THE PROBLEM -
Print out each record below, unaltered and complete, without its images.

MATERIAL SHOWN -
....................
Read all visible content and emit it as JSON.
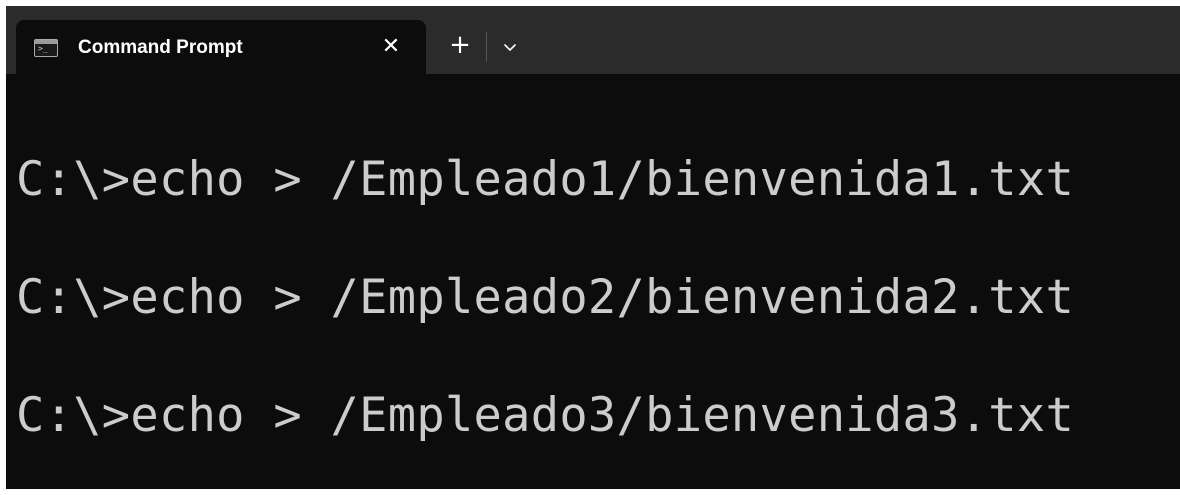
{
  "window": {
    "tab": {
      "title": "Command Prompt",
      "icon": "terminal-icon",
      "icon_text": ">_",
      "close_glyph": "✕"
    },
    "new_tab_glyph": "+",
    "dropdown_icon": "chevron-down-icon"
  },
  "terminal": {
    "lines": [
      "C:\\>echo > /Empleado1/bienvenida1.txt",
      "C:\\>echo > /Empleado2/bienvenida2.txt",
      "C:\\>echo > /Empleado3/bienvenida3.txt"
    ],
    "text_color": "#cccccc",
    "background": "#0c0c0c"
  }
}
....................
PROBLEM SOLUTION -
Read all visible content and emit it as JSON.
{
  "window": {
    "tab": {
      "title": "Command Prompt",
      "icon": "terminal-icon",
      "icon_text": ">_",
      "close_glyph": "✕"
    },
    "new_tab_glyph": "+",
    "dropdown_icon": "chevron-down-icon"
  },
  "terminal": {
    "lines": [
      "C:\\>echo > /Empleado1/bienvenida1.txt",
      "C:\\>echo > /Empleado2/bienvenida2.txt",
      "C:\\>echo > /Empleado3/bienvenida3.txt"
    ],
    "text_color": "#cccccc",
    "background": "#0c0c0c"
  }
}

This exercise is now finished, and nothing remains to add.